=== RECORDS TO PROCESS ===

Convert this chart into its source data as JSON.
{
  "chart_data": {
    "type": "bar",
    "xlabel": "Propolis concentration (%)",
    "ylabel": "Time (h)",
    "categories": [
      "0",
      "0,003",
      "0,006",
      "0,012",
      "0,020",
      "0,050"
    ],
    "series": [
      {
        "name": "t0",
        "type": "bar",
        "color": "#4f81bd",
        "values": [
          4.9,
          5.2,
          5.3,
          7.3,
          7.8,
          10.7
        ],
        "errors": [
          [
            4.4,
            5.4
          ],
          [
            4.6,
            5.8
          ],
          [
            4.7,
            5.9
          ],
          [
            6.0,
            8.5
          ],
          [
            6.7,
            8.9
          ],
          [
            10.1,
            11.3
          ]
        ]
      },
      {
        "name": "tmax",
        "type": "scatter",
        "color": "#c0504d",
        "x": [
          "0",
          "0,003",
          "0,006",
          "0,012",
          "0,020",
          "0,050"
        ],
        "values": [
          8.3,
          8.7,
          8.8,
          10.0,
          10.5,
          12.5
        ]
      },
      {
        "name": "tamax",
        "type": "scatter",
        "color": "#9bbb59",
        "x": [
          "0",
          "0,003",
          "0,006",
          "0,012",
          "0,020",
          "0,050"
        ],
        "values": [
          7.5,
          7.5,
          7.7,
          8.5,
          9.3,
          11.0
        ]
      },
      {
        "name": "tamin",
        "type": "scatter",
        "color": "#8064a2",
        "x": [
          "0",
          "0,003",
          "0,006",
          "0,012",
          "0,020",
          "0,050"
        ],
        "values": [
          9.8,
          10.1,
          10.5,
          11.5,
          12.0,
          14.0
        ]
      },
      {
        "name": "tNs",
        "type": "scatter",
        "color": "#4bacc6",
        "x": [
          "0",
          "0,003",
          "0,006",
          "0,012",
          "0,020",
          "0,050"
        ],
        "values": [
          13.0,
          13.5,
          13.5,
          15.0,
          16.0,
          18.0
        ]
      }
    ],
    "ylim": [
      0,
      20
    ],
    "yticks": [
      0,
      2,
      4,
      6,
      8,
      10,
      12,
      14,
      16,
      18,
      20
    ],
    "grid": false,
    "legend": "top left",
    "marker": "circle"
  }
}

===

From the entries above, return each line with the word "color" in it.

COMPLETED TASK |
        "color": "#4f81bd",
        "color": "#c0504d",
        "color": "#9bbb59",
        "color": "#8064a2",
        "color": "#4bacc6",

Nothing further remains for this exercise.